* [WORK INSTRUCTIONS]
Look through the records below, and copy out every line that holds the string "this".

_ _ _

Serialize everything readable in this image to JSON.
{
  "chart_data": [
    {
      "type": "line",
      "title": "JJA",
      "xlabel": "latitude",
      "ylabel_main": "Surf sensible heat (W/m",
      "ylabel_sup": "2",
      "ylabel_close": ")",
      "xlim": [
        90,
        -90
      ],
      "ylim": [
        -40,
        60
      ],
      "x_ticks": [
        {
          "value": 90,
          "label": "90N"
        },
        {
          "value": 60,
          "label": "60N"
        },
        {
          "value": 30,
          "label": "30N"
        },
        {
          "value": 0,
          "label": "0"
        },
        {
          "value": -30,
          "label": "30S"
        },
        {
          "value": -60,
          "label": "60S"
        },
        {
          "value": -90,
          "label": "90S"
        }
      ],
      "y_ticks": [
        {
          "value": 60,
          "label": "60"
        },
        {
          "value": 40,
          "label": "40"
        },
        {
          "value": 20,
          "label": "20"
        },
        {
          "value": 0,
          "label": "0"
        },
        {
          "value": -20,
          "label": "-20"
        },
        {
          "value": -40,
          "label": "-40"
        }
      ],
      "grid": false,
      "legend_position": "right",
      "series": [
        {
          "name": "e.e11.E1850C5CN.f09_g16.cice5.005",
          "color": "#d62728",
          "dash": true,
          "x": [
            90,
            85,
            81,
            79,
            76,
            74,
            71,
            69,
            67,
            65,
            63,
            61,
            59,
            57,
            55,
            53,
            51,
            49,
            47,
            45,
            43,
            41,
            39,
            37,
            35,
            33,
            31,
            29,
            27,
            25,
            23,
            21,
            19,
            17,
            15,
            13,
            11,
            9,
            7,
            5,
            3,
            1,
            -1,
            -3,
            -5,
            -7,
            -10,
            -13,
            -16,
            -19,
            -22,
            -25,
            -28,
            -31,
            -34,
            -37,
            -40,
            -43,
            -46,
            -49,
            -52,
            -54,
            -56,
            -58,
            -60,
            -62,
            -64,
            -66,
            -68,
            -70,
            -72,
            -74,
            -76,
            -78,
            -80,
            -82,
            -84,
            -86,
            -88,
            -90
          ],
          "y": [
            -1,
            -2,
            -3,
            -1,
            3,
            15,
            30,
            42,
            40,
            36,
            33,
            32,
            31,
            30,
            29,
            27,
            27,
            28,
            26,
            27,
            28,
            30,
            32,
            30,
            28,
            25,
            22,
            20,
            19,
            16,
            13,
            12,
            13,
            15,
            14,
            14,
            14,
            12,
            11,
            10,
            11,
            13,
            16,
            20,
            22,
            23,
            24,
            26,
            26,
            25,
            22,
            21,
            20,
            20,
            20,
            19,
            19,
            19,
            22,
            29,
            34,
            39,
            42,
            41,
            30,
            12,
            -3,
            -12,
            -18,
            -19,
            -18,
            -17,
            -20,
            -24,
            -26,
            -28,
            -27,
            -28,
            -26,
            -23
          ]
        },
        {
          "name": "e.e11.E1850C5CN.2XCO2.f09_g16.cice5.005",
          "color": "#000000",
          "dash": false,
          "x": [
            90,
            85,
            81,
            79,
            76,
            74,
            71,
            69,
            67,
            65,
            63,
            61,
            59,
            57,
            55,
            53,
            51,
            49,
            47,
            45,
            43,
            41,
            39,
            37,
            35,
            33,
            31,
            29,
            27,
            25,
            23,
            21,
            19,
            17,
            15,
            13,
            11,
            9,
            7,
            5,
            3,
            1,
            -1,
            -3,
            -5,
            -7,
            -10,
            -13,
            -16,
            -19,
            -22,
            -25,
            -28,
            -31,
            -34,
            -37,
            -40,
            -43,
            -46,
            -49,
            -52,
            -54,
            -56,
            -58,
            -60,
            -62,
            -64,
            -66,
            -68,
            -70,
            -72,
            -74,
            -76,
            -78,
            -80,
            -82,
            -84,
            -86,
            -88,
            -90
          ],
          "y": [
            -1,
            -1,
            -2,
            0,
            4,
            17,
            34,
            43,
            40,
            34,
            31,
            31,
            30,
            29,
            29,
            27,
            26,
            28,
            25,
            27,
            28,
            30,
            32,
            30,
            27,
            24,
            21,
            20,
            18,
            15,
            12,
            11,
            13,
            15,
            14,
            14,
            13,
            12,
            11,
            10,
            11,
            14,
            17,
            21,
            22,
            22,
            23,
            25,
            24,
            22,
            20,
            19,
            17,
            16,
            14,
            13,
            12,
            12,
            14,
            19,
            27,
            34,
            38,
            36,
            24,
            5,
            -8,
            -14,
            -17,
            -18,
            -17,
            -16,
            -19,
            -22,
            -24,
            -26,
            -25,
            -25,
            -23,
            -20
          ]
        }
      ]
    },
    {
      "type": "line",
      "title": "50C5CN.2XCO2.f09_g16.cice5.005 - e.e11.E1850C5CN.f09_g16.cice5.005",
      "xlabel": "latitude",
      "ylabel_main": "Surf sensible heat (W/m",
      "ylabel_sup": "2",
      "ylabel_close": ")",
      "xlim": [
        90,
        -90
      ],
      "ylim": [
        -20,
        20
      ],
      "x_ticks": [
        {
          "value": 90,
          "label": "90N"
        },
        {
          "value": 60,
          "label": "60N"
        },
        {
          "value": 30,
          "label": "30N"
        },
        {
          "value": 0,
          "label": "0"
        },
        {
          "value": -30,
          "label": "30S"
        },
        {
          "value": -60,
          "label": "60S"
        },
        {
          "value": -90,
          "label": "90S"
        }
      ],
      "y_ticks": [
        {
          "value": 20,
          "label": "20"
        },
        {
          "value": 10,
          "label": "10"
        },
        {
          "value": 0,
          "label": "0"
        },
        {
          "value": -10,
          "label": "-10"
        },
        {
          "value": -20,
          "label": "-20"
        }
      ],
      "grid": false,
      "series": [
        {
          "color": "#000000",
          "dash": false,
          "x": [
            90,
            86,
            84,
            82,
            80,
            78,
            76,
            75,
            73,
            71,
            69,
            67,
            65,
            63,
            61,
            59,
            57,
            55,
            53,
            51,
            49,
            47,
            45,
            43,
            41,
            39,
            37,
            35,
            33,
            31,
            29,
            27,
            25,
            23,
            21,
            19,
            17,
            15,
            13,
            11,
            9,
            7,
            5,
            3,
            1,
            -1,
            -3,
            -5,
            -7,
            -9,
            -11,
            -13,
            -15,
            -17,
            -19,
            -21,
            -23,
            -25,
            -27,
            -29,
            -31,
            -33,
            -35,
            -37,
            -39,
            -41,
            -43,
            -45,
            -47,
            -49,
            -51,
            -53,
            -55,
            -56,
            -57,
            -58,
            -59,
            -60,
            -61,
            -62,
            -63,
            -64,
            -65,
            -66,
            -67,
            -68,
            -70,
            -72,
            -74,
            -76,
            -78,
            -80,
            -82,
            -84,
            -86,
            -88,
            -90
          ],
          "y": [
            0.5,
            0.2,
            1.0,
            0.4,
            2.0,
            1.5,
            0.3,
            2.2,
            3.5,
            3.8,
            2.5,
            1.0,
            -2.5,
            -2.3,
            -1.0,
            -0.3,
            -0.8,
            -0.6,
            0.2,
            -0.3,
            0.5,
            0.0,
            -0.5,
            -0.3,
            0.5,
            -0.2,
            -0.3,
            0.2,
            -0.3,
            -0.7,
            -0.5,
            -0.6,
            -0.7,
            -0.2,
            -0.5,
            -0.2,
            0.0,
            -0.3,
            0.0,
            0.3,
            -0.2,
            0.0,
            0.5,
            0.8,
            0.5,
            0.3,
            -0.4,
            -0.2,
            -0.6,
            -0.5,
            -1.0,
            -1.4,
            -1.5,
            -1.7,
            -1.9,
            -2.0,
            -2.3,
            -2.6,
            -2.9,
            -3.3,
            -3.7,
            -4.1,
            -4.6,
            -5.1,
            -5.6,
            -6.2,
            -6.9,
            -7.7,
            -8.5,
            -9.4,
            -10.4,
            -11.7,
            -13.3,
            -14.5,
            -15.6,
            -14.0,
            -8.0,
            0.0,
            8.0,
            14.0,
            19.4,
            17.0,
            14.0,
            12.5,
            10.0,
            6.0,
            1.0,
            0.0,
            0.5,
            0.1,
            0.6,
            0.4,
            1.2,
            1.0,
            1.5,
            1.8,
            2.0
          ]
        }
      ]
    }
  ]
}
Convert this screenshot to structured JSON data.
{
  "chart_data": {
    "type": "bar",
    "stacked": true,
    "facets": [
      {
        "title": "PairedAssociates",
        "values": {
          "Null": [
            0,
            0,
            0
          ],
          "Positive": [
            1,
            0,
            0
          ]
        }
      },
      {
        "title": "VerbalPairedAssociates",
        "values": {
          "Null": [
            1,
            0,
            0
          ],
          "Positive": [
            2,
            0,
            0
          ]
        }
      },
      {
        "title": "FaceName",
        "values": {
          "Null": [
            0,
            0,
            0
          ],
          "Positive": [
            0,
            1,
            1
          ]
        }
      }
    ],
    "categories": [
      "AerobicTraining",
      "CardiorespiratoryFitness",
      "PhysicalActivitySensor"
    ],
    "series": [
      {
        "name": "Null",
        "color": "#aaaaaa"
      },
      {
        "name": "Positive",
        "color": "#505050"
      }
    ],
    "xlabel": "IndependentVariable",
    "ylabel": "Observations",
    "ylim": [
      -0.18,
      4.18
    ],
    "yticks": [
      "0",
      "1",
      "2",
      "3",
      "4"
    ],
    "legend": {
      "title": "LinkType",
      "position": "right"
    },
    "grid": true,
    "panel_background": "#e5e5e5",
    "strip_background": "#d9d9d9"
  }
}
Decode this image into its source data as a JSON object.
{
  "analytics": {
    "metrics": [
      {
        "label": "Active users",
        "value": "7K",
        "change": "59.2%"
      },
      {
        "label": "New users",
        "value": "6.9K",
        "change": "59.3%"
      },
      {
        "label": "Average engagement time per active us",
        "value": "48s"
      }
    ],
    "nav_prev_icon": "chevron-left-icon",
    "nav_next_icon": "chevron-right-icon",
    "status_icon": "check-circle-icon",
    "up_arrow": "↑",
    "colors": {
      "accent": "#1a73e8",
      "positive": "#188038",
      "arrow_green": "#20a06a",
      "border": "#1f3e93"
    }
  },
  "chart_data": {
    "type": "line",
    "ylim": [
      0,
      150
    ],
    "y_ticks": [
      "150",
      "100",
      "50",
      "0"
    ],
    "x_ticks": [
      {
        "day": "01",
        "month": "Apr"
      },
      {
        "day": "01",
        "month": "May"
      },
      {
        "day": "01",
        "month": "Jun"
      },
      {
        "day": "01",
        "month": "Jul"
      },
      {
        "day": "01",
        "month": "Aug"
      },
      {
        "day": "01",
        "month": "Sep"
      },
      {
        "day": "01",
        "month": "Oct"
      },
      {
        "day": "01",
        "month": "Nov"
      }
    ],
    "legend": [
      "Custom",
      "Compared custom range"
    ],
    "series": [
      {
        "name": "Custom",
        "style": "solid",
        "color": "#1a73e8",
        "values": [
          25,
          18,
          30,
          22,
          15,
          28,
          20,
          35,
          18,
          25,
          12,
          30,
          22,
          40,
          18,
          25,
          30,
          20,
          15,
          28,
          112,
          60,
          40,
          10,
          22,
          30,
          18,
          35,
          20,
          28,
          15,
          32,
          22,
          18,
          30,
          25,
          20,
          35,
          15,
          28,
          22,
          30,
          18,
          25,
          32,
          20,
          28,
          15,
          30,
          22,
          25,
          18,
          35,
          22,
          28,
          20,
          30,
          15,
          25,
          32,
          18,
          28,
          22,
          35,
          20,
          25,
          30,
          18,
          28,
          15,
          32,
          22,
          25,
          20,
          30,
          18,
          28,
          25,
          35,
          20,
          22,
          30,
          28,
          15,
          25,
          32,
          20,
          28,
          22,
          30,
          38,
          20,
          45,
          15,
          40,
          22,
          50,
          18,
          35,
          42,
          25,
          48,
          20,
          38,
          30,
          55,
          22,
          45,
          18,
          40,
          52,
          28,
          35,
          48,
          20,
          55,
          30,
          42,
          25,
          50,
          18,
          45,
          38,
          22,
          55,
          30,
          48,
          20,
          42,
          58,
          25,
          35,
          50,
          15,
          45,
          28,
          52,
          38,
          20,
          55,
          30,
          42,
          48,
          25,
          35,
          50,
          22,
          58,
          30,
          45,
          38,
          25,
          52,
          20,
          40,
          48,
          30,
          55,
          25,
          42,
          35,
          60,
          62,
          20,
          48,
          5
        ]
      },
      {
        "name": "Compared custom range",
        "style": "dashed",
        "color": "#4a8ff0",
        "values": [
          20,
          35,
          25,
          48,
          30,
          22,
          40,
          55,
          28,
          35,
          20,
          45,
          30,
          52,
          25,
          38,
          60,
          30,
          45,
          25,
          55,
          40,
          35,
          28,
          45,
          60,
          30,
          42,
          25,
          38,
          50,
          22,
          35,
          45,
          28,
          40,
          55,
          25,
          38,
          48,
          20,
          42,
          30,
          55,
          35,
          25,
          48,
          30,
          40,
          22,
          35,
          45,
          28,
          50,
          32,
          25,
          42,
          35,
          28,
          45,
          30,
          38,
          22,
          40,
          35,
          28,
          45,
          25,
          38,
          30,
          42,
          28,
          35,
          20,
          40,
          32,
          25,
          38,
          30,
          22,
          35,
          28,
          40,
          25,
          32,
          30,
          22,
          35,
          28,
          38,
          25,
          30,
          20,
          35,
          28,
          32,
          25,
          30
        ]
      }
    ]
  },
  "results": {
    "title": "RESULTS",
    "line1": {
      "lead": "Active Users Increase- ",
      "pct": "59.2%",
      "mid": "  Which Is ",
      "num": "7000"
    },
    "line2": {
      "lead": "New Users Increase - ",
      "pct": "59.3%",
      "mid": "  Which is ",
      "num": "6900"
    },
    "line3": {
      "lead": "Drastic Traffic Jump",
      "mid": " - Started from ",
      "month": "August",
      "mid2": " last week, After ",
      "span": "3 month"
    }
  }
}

_ _ _

* [FULL SOLUTION]
Serialize everything readable in this image to JSON.
Convert this screenshot to structured JSON data.
Decode this image into its source data as a JSON object.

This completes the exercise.